>>>
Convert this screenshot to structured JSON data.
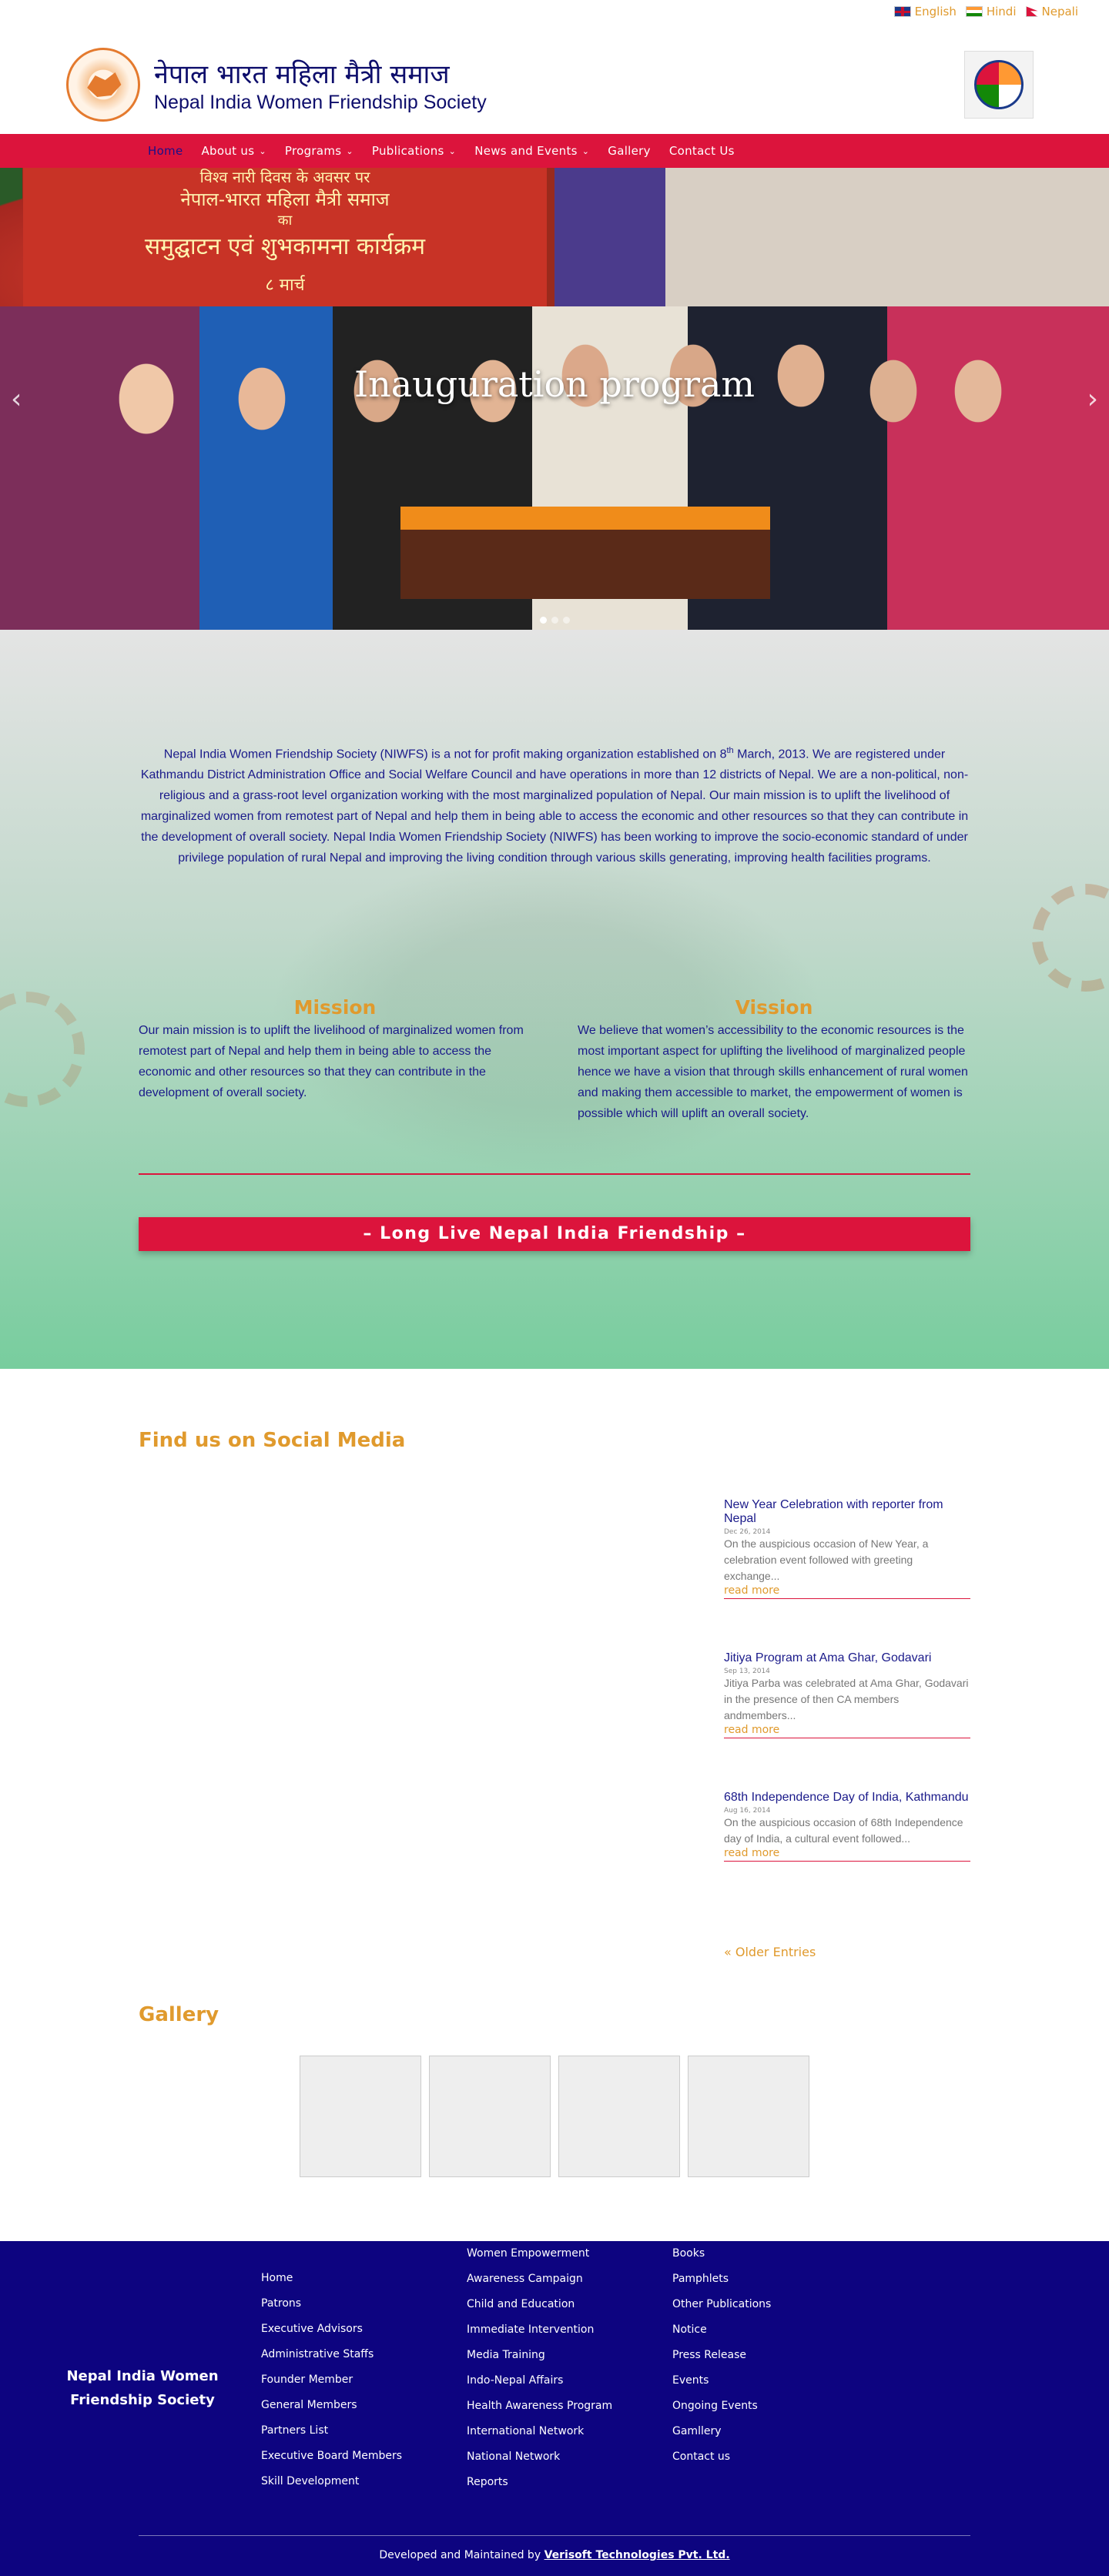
{
  "languages": [
    {
      "label": "English",
      "flag": "gb-flag-icon"
    },
    {
      "label": "Hindi",
      "flag": "in-flag-icon"
    },
    {
      "label": "Nepali",
      "flag": "np-flag-icon"
    }
  ],
  "header": {
    "title_hindi": "नेपाल भारत महिला मैत्री समाज",
    "title_english": "Nepal India Women Friendship Society"
  },
  "nav": {
    "items": [
      {
        "label": "Home",
        "dropdown": false,
        "active": true
      },
      {
        "label": "About us",
        "dropdown": true
      },
      {
        "label": "Programs",
        "dropdown": true
      },
      {
        "label": "Publications",
        "dropdown": true
      },
      {
        "label": "News and Events",
        "dropdown": true
      },
      {
        "label": "Gallery",
        "dropdown": false
      },
      {
        "label": "Contact Us",
        "dropdown": false
      }
    ]
  },
  "slider": {
    "title": "Inauguration program",
    "banner_line1": "विश्व नारी दिवस के अवसर पर",
    "banner_line2": "नेपाल-भारत महिला मैत्री समाज",
    "banner_line3": "का",
    "banner_line4": "समुद्घाटन एवं शुभकामना कार्यक्रम",
    "banner_line5": "८ मार्च"
  },
  "about": {
    "p_before": "Nepal India Women Friendship Society (NIWFS) is a not for profit making organization established on 8",
    "p_sup": "th",
    "p_after": " March, 2013. We are registered under Kathmandu District Administration Office and  Social Welfare Council and have operations in more than 12 districts of Nepal. We are a non-political, non-religious and a grass-root level organization working with the most marginalized population of Nepal. Our main mission is to uplift the livelihood of marginalized women from remotest part of Nepal and help them in being able to access the economic and other resources so that they can contribute in the development of overall society. Nepal India Women Friendship Society (NIWFS) has been working to improve the socio-economic standard of under privilege population of rural Nepal and improving the living condition through various skills generating, improving health facilities programs.",
    "mission_title": "Mission",
    "mission_text": "Our main mission is to uplift the livelihood of marginalized women from remotest part of Nepal and help them in being able to access the economic and other resources so that they can contribute in the development of overall society.",
    "vision_title": "Vission",
    "vision_text": "We believe that women’s accessibility to the economic resources is the most important aspect for uplifting the livelihood of marginalized people hence we have a vision that through skills enhancement of rural women and making them accessible to market, the empowerment of women is possible which will uplift an overall society.",
    "slogan": "– Long Live Nepal India Friendship –"
  },
  "social": {
    "heading": "Find us on Social Media"
  },
  "news": [
    {
      "title": "New Year Celebration with reporter from Nepal",
      "date": "Dec 26, 2014",
      "excerpt": "On the auspicious occasion of New Year, a celebration event followed with greeting exchange...",
      "more": "read more"
    },
    {
      "title": "Jitiya Program at Ama Ghar, Godavari",
      "date": "Sep 13, 2014",
      "excerpt": "Jitiya Parba was celebrated at Ama Ghar, Godavari in the presence of then CA members andmembers...",
      "more": "read more"
    },
    {
      "title": "68th Independence Day of India, Kathmandu",
      "date": "Aug 16, 2014",
      "excerpt": "On the auspicious occasion of 68th Independence day of India, a cultural event followed...",
      "more": "read more"
    }
  ],
  "older_entries": "« Older Entries",
  "gallery": {
    "heading": "Gallery"
  },
  "footer": {
    "brand": "Nepal India Women Friendship Society",
    "col1": [
      "Home",
      "Patrons",
      "Executive Advisors",
      "Administrative Staffs",
      "Founder Member",
      "General Members",
      "Partners List",
      "Executive Board Members",
      "Skill Development"
    ],
    "col2": [
      "Women Empowerment",
      "Awareness Campaign",
      "Child and Education",
      "Immediate Intervention",
      "Media Training",
      "Indo-Nepal Affairs",
      "Health Awareness Program",
      "International Network",
      "National Network",
      "Reports"
    ],
    "col3": [
      "Books",
      "Pamphlets",
      "Other Publications",
      "Notice",
      "Press Release",
      "Events",
      "Ongoing Events",
      "Gamllery",
      "Contact us"
    ],
    "credit_prefix": "Developed and Maintained by ",
    "credit_link": "Verisoft Technologies Pvt. Ltd."
  },
  "colors": {
    "accent_red": "#dc143c",
    "brand_blue": "#0d0480",
    "orange": "#e09a2d"
  }
}
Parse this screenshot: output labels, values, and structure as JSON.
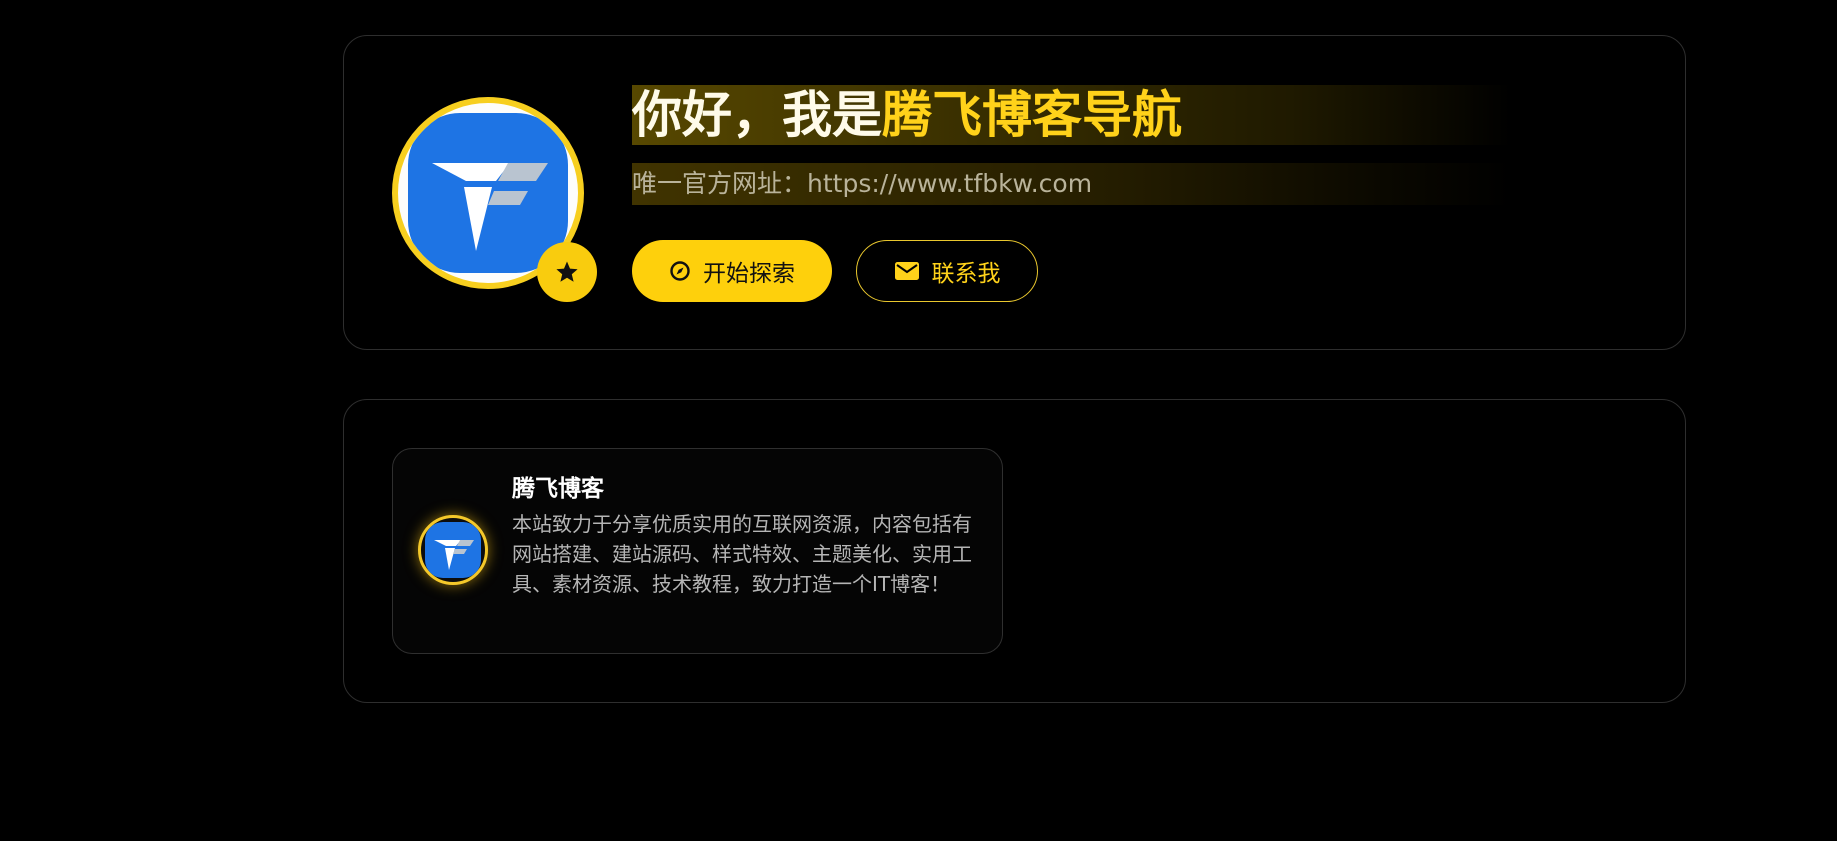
{
  "hero": {
    "title_prefix": "你好，我是",
    "title_highlight": "腾飞博客导航",
    "subtitle": "唯一官方网址：https://www.tfbkw.com",
    "avatar_icon": "tf-logo-icon",
    "badge_icon": "star-icon",
    "buttons": {
      "explore_label": "开始探索",
      "explore_icon": "compass-icon",
      "contact_label": "联系我",
      "contact_icon": "envelope-icon"
    }
  },
  "sites": [
    {
      "name": "腾飞博客",
      "description": "本站致力于分享优质实用的互联网资源，内容包括有网站搭建、建站源码、样式特效、主题美化、实用工具、素材资源、技术教程，致力打造一个IT博客！",
      "icon": "tf-logo-icon"
    }
  ],
  "colors": {
    "background": "#000000",
    "accent": "#fed00c",
    "card_border": "#2e2e2e",
    "logo_blue": "#1e74e4"
  }
}
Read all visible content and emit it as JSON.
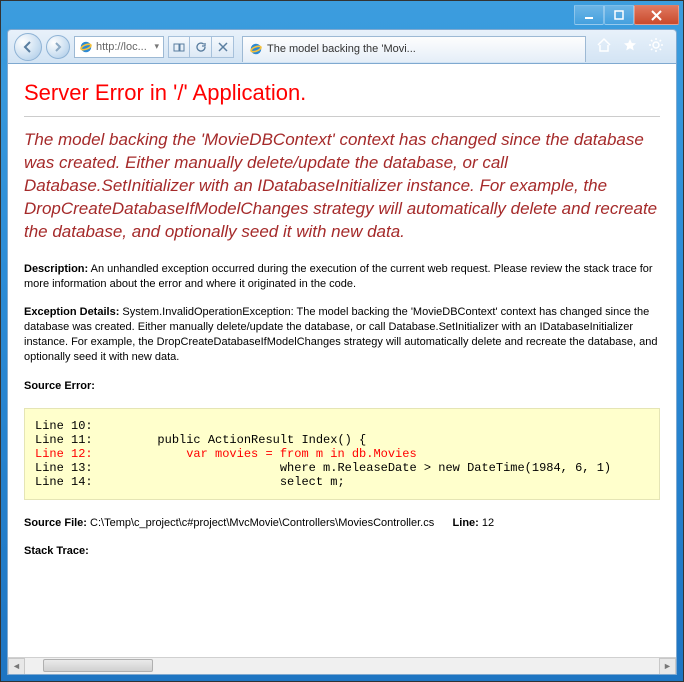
{
  "window": {
    "url_display": "http://loc...",
    "tab_title": "The model backing the 'Movi..."
  },
  "page": {
    "title": "Server Error in '/' Application.",
    "message": "The model backing the 'MovieDBContext' context has changed since the database was created. Either manually delete/update the database, or call Database.SetInitializer with an IDatabaseInitializer instance. For example, the DropCreateDatabaseIfModelChanges strategy will automatically delete and recreate the database, and optionally seed it with new data.",
    "description_label": "Description:",
    "description": "An unhandled exception occurred during the execution of the current web request. Please review the stack trace for more information about the error and where it originated in the code.",
    "exception_label": "Exception Details:",
    "exception": "System.InvalidOperationException: The model backing the 'MovieDBContext' context has changed since the database was created. Either manually delete/update the database, or call Database.SetInitializer with an IDatabaseInitializer instance. For example, the DropCreateDatabaseIfModelChanges strategy will automatically delete and recreate the database, and optionally seed it with new data.",
    "source_error_label": "Source Error:",
    "source_lines": {
      "l10": "Line 10:",
      "l11": "Line 11:         public ActionResult Index() {",
      "l12": "Line 12:             var movies = from m in db.Movies",
      "l13": "Line 13:                          where m.ReleaseDate > new DateTime(1984, 6, 1)",
      "l14": "Line 14:                          select m;"
    },
    "source_file_label": "Source File:",
    "source_file": "C:\\Temp\\c_project\\c#project\\MvcMovie\\Controllers\\MoviesController.cs",
    "line_label": "Line:",
    "line_number": "12",
    "stack_trace_label": "Stack Trace:"
  }
}
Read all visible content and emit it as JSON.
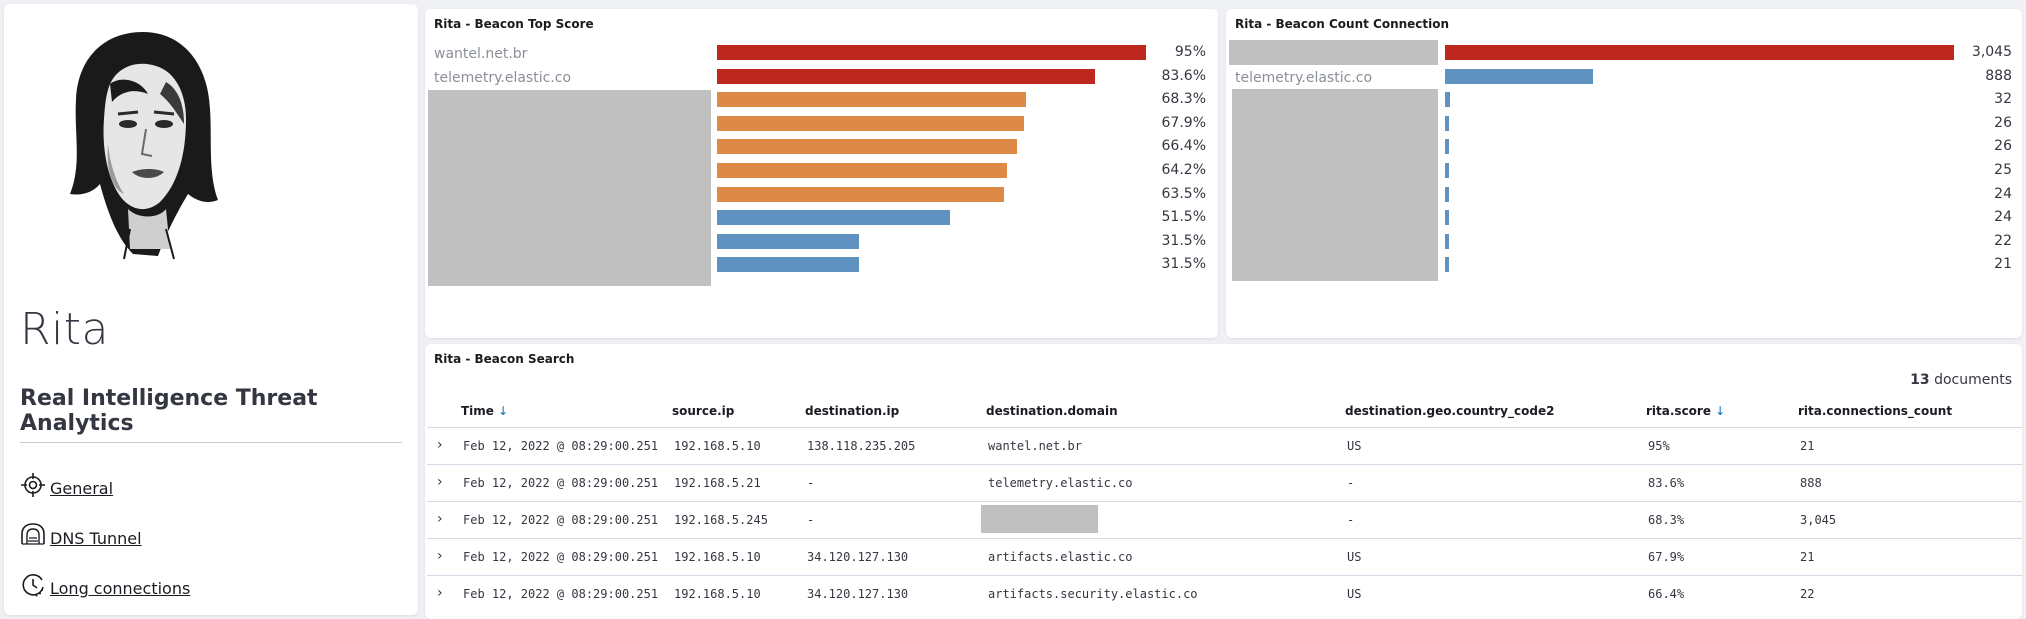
<<<
**AIM:** From the data above, copy each line where the string "Kathmandu" appears.

**EXERCISE RESPONSE:**
    "p_after": " March, 2013. We are registered under Kathmandu District Administration Office and  Social Welfare Council and have operations in more than 12 districts of Nepal. We are a non-political, non-religious and a grass-root level organization working with the most marginalized population of Nepal. Our main mission is to uplift the livelihood of marginalized women from remotest part of Nepal and help them in being able to access the economic and other resources so that they can contribute in the development of overall society. Nepal India Women Friendship Society (NIWFS) has been working to improve the socio-economic standard of under privilege population of rural Nepal and improving the living condition through various skills generating, improving health facilities programs.",
      "title": "68th Independence Day of India, Kathmandu",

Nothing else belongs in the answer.